Dataset items -
........

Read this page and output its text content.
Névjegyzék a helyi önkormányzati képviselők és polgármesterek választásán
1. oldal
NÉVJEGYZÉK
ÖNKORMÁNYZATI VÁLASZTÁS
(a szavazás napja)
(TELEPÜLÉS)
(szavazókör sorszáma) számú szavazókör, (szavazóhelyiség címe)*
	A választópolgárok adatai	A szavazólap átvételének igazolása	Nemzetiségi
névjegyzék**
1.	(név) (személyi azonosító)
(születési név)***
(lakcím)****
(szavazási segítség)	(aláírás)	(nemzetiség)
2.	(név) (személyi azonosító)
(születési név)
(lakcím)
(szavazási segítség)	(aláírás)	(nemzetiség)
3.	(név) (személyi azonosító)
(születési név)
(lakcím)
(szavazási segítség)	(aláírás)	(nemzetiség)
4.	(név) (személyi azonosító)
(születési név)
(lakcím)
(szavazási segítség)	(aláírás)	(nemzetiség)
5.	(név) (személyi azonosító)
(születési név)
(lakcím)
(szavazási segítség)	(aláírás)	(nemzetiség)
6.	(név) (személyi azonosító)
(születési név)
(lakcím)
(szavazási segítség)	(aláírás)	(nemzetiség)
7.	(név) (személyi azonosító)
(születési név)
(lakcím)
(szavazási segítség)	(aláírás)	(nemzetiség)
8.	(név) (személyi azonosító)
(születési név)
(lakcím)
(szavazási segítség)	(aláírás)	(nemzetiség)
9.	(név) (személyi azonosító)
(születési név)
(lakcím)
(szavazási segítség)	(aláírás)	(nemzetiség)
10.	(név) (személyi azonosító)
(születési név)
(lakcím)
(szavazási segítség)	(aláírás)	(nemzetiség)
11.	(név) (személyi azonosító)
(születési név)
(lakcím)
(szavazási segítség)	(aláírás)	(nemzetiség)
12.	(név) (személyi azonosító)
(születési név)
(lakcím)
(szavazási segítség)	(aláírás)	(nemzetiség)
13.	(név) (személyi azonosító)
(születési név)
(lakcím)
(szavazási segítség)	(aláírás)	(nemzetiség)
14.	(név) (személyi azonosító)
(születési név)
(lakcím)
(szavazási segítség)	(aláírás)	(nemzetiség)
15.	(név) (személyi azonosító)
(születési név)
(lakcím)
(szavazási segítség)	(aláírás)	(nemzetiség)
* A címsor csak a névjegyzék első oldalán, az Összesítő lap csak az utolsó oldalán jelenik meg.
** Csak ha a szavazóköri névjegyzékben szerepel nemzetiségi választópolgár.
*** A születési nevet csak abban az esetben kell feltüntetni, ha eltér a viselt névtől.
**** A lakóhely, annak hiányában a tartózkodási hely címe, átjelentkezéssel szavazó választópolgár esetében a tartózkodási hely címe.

........

INSTRUCTION - Look through the entries above; copy each line where the string "címe" appears.

THE SOLUTION -
(szavazókör sorszáma) számú szavazókör, (szavazóhelyiség címe)*
**** A lakóhely, annak hiányában a tartózkodási hely címe, átjelentkezéssel szavazó választópolgár esetében a tartózkodási hely címe.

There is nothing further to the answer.